- _Information provided_:

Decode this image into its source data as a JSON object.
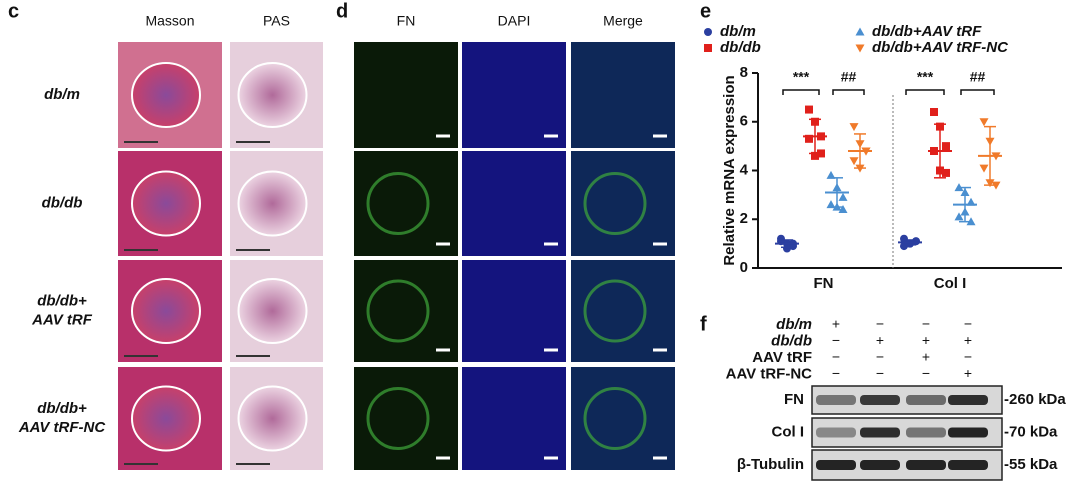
{
  "panel_c": {
    "label": "c",
    "columns": [
      "Masson",
      "PAS"
    ],
    "rows": [
      [
        "db/m"
      ],
      [
        "db/db"
      ],
      [
        "db/db+",
        "AAV tRF"
      ],
      [
        "db/db+",
        "AAV tRF-NC"
      ]
    ]
  },
  "panel_d": {
    "label": "d",
    "columns": [
      "FN",
      "DAPI",
      "Merge"
    ]
  },
  "chart_data": {
    "type": "dotplot",
    "label": "e",
    "y_label": "Relative mRNA expression",
    "categories": [
      "FN",
      "Col I"
    ],
    "ylim": [
      0,
      8
    ],
    "yticks": [
      0,
      2,
      4,
      6,
      8
    ],
    "series": [
      {
        "name": "db/m",
        "color": "#2b3fa0",
        "marker": "circle",
        "values": [
          [
            1.2,
            1.0,
            0.9,
            1.1,
            0.8,
            1.0
          ],
          [
            1.2,
            1.0,
            1.1,
            0.9,
            1.0,
            1.1
          ]
        ],
        "means": [
          1.0,
          1.05
        ],
        "sd": [
          0.15,
          0.1
        ]
      },
      {
        "name": "db/db",
        "color": "#e0201b",
        "marker": "square",
        "values": [
          [
            6.5,
            6.0,
            5.4,
            5.3,
            4.6,
            4.7
          ],
          [
            6.4,
            5.8,
            5.0,
            4.8,
            4.0,
            3.9
          ]
        ],
        "means": [
          5.4,
          4.8
        ],
        "sd": [
          0.7,
          1.1
        ]
      },
      {
        "name": "db/db+AAV tRF",
        "color": "#4a8fd0",
        "marker": "triangle",
        "values": [
          [
            3.8,
            3.3,
            2.9,
            2.6,
            2.5,
            2.4
          ],
          [
            3.3,
            3.1,
            2.7,
            2.1,
            2.3,
            1.9
          ]
        ],
        "means": [
          3.1,
          2.6
        ],
        "sd": [
          0.6,
          0.7
        ]
      },
      {
        "name": "db/db+AAV tRF-NC",
        "color": "#f07a2a",
        "marker": "triangle-down",
        "values": [
          [
            5.8,
            5.1,
            4.8,
            4.4,
            4.1,
            4.8
          ],
          [
            6.0,
            5.2,
            4.6,
            4.1,
            3.5,
            3.4
          ]
        ],
        "means": [
          4.8,
          4.6
        ],
        "sd": [
          0.7,
          1.2
        ]
      }
    ],
    "annotations": [
      "***",
      "##",
      "***",
      "##"
    ]
  },
  "panel_f": {
    "label": "f",
    "conditions": [
      {
        "name": "db/m",
        "signs": [
          "+",
          "−",
          "−",
          "−"
        ]
      },
      {
        "name": "db/db",
        "signs": [
          "−",
          "+",
          "+",
          "+"
        ]
      },
      {
        "name": "AAV tRF",
        "signs": [
          "−",
          "−",
          "+",
          "−"
        ]
      },
      {
        "name": "AAV tRF-NC",
        "signs": [
          "−",
          "−",
          "−",
          "+"
        ]
      }
    ],
    "blots": [
      {
        "name": "FN",
        "size": "-260 kDa"
      },
      {
        "name": "Col I",
        "size": "-70 kDa"
      },
      {
        "name": "β-Tubulin",
        "size": "-55 kDa"
      }
    ]
  }
}
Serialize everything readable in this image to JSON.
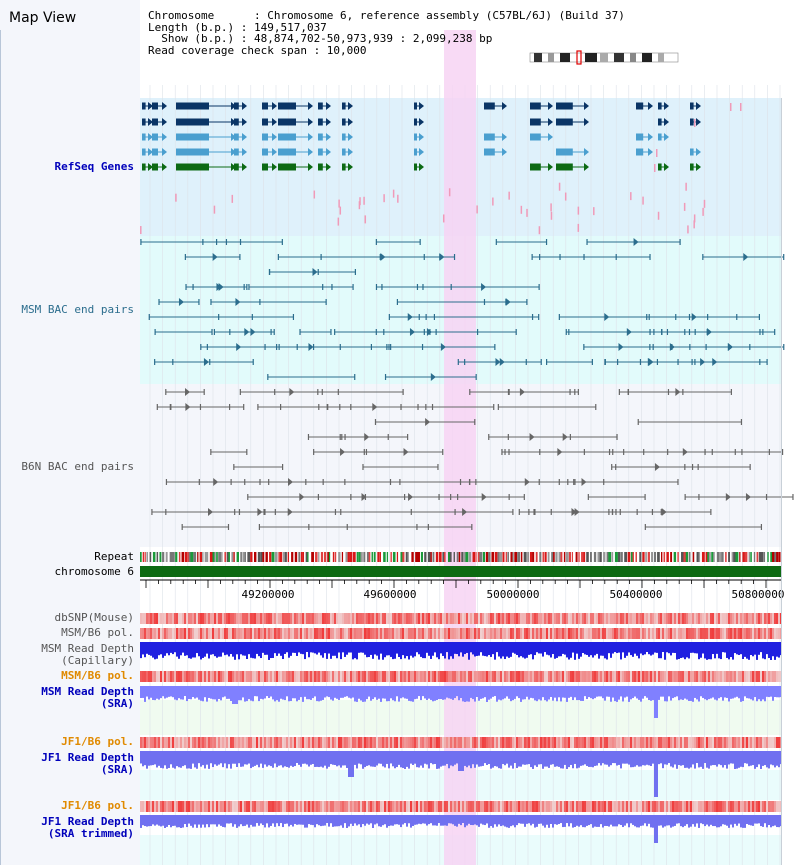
{
  "title": "Map View",
  "info": {
    "chromosome_line": "Chromosome      : Chromosome 6, reference assembly (C57BL/6J) (Build 37)",
    "length_line": "Length (b.p.) : 149,517,037",
    "show_line": "  Show (b.p.) : 48,874,702-50,973,939 : 2,099,238 bp",
    "coverage_line": "Read coverage check span : 10,000"
  },
  "tracks": {
    "refseq": "RefSeq Genes",
    "msm_bac": "MSM BAC end pairs",
    "b6n_bac": "B6N BAC end pairs",
    "repeat": "Repeat",
    "chromosome": "chromosome 6",
    "dbsnp": "dbSNP(Mouse)",
    "msm_b6_pol_1": "MSM/B6 pol.",
    "msm_depth_cap": "MSM Read Depth\n(Capillary)",
    "msm_b6_pol_2": "MSM/B6 pol.",
    "msm_depth_sra": "MSM Read Depth\n(SRA)",
    "jf1_b6_pol_1": "JF1/B6 pol.",
    "jf1_depth_sra": "JF1 Read Depth\n(SRA)",
    "jf1_b6_pol_2": "JF1/B6 pol.",
    "jf1_depth_trim": "JF1 Read Depth\n(SRA trimmed)"
  },
  "axis": {
    "ticks": [
      "49200000",
      "49600000",
      "50000000",
      "50400000",
      "50800000"
    ]
  },
  "colors": {
    "refseq_bg": "#dff1fb",
    "msm_bg": "#e2fbfb",
    "b6n_bg": "#f4f6fb",
    "highlight": "#f7d3f3",
    "gene_dark": "#0a3566",
    "gene_mid": "#4a9fcf",
    "gene_green": "#0c6a14",
    "msm_line": "#2b6d8d",
    "b6n_line": "#666666",
    "chromosome_bar": "#0d6a12",
    "orange_label": "#e08a00",
    "blue_label": "#0000bb",
    "gray_label": "#555555"
  }
}
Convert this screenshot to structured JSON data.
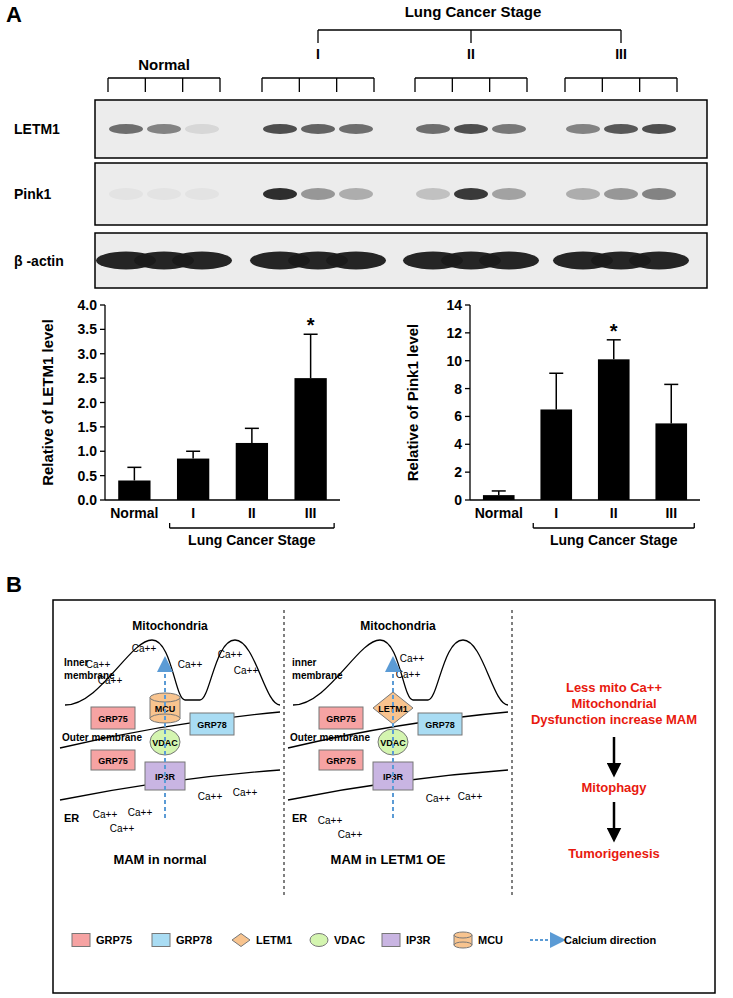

- _Task description_:
Could you find each line in the entries that contains the string "name" and copy it?

- _Result_:
        "name": "db/m",
        "name": "db/db",
        "name": "db/db+AAV tRF",
        "name": "db/db+AAV tRF-NC",
        "name": "db/m",
        "name": "db/db",
        "name": "AAV tRF",
        "name": "AAV tRF-NC",
        "name": "FN",
        "name": "Col I",
        "name": "β-Tubulin",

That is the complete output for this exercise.